#### [Data extract]
--- BEGIN ---
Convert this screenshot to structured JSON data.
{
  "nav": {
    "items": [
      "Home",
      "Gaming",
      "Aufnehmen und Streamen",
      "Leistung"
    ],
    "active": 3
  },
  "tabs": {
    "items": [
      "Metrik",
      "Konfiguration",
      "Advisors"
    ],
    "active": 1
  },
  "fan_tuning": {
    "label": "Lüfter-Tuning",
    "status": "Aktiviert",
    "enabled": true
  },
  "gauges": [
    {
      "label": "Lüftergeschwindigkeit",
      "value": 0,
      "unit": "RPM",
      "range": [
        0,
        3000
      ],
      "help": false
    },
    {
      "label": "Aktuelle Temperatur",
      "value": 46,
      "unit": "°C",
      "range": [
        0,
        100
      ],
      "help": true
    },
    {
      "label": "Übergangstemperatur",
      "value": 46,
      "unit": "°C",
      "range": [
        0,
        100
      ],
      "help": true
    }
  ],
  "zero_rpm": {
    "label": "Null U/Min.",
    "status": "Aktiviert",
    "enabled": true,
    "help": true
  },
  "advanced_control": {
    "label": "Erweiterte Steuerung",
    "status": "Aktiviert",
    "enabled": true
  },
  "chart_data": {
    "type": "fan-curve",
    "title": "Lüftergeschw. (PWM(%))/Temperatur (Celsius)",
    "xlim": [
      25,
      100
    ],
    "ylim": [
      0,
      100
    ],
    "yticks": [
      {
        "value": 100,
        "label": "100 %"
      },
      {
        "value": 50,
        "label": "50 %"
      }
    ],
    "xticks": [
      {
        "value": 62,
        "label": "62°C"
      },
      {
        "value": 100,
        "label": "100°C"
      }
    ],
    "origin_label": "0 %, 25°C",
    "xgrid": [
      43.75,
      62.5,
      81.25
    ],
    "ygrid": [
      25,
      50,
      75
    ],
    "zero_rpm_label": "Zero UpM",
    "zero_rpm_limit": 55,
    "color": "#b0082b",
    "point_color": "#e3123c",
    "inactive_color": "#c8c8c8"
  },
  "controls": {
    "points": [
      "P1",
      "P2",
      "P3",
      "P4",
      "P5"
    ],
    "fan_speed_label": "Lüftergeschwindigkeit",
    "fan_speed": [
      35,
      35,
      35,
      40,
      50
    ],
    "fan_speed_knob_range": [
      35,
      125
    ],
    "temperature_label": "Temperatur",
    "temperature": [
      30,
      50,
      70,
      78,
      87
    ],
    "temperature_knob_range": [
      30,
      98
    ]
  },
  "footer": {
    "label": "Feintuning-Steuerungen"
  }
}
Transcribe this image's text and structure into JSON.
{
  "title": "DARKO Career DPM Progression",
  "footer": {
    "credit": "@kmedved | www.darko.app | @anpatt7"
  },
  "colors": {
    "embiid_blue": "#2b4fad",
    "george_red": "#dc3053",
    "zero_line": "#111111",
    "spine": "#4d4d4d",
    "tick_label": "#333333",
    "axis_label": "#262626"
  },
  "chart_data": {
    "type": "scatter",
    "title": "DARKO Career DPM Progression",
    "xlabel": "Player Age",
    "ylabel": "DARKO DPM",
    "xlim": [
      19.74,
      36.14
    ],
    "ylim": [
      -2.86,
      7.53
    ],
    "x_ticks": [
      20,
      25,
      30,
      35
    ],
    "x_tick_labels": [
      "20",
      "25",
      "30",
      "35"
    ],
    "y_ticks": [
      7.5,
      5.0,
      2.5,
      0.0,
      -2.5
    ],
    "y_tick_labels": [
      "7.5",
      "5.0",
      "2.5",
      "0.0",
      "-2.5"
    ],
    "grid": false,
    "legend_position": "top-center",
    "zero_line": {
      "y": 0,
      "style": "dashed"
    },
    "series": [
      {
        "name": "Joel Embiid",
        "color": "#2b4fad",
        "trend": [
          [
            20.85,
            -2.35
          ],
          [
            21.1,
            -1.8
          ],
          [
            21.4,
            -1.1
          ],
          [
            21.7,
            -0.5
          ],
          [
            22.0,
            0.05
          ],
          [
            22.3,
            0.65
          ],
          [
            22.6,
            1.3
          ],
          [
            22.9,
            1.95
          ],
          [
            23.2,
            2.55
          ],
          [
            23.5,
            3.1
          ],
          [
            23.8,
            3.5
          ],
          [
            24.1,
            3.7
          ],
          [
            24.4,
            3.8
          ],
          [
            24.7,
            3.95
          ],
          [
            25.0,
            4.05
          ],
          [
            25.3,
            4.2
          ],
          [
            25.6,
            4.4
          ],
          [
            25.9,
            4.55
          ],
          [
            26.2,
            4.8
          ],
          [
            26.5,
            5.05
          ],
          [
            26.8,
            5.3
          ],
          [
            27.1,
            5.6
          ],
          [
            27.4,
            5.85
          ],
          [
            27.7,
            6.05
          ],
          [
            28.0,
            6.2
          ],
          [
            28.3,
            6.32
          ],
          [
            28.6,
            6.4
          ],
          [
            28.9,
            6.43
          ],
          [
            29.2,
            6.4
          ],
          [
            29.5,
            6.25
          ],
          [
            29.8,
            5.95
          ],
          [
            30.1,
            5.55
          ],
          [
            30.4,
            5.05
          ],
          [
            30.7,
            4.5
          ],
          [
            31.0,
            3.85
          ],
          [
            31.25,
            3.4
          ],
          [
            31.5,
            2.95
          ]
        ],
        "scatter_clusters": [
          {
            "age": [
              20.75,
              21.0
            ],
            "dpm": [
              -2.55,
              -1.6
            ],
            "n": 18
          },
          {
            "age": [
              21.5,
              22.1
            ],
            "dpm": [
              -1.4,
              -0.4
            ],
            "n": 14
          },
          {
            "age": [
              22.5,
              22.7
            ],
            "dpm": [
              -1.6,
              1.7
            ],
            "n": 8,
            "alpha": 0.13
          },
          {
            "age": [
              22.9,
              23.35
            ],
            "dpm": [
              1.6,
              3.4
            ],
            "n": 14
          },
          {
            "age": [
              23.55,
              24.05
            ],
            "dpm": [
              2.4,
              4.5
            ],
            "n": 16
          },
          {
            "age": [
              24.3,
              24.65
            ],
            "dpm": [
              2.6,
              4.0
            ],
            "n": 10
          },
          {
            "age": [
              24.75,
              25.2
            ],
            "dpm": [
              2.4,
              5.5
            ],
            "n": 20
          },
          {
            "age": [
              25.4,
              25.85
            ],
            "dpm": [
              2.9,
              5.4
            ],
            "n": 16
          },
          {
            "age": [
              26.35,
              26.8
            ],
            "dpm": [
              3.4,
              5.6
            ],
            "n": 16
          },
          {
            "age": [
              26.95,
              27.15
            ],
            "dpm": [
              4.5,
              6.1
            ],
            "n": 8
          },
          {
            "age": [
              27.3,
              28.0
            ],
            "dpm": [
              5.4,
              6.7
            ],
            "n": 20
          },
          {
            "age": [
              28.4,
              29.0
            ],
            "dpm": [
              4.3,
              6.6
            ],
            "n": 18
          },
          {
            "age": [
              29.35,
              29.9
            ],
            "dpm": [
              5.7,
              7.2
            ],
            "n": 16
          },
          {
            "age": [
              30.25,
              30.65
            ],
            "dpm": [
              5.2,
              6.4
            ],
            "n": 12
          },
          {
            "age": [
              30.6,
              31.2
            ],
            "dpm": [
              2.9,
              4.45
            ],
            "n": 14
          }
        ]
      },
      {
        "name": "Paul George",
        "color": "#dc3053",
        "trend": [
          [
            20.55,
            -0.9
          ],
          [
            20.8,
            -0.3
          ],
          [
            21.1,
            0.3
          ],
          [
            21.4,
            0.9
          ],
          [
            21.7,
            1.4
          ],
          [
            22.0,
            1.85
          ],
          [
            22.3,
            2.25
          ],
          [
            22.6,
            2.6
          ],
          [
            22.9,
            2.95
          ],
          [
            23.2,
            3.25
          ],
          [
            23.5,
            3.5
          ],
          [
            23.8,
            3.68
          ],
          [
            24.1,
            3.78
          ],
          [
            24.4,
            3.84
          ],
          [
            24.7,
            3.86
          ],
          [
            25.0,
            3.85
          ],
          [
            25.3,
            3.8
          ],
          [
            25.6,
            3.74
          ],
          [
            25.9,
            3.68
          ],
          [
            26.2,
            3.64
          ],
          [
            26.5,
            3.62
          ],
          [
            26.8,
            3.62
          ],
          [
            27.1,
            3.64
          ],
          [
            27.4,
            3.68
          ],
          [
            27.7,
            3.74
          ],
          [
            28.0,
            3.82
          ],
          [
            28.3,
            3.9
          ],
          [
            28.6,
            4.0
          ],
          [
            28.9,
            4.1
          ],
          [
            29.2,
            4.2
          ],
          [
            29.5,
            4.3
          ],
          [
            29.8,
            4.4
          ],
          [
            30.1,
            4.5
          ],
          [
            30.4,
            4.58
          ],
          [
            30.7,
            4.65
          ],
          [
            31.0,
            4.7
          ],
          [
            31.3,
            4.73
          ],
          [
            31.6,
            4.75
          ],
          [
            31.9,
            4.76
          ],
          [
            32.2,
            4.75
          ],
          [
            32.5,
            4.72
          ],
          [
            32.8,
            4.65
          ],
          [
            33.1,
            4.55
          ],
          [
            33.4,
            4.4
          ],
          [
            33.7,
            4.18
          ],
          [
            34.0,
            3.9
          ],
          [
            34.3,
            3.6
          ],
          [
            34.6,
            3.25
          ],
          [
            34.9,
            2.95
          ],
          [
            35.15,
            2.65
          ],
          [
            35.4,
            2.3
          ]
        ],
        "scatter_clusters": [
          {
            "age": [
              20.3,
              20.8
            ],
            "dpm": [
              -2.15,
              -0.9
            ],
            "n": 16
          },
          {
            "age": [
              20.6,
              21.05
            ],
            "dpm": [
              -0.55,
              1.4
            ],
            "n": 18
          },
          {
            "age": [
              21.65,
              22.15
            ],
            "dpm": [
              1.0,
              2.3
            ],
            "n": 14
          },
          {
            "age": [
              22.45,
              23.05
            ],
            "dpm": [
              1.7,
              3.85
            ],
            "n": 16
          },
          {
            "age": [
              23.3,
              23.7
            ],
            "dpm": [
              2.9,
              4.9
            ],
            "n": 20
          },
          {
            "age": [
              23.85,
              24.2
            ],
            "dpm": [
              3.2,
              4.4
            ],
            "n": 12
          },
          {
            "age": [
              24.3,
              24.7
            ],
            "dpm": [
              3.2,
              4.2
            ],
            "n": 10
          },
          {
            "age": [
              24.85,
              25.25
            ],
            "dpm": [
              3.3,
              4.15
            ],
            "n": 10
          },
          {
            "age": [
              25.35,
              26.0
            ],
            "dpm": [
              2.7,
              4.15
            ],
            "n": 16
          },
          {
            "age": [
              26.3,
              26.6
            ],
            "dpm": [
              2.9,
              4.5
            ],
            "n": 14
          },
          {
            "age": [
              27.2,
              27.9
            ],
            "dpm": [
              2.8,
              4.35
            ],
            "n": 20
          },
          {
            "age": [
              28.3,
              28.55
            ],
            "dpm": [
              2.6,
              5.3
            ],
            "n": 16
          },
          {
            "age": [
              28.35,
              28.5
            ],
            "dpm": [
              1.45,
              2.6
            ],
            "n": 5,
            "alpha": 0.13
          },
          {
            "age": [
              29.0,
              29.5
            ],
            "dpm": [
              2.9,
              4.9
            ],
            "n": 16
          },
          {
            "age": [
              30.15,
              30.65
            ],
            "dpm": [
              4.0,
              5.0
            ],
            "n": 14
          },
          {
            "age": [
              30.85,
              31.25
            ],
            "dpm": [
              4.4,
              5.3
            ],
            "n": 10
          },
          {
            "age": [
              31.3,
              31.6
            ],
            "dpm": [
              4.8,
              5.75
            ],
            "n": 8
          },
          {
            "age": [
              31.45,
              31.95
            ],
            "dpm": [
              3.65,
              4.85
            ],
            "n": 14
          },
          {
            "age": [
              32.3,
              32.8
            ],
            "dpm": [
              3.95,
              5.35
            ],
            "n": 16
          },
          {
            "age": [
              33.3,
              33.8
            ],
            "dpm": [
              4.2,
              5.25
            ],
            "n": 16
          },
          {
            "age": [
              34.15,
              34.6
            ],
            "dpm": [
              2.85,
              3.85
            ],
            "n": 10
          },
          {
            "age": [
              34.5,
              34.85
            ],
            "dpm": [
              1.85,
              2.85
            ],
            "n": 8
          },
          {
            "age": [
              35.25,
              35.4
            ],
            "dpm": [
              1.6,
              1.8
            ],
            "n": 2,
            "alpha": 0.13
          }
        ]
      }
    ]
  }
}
--- END ---
#### [Set exercise]
Pick out all the lines with the word "value" in them and copy them.

#### [Worked solution]
      "value": 0,
      "value": 46,
      "value": 46,
        "value": 100,
        "value": 50,
        "value": 62,
        "value": 100,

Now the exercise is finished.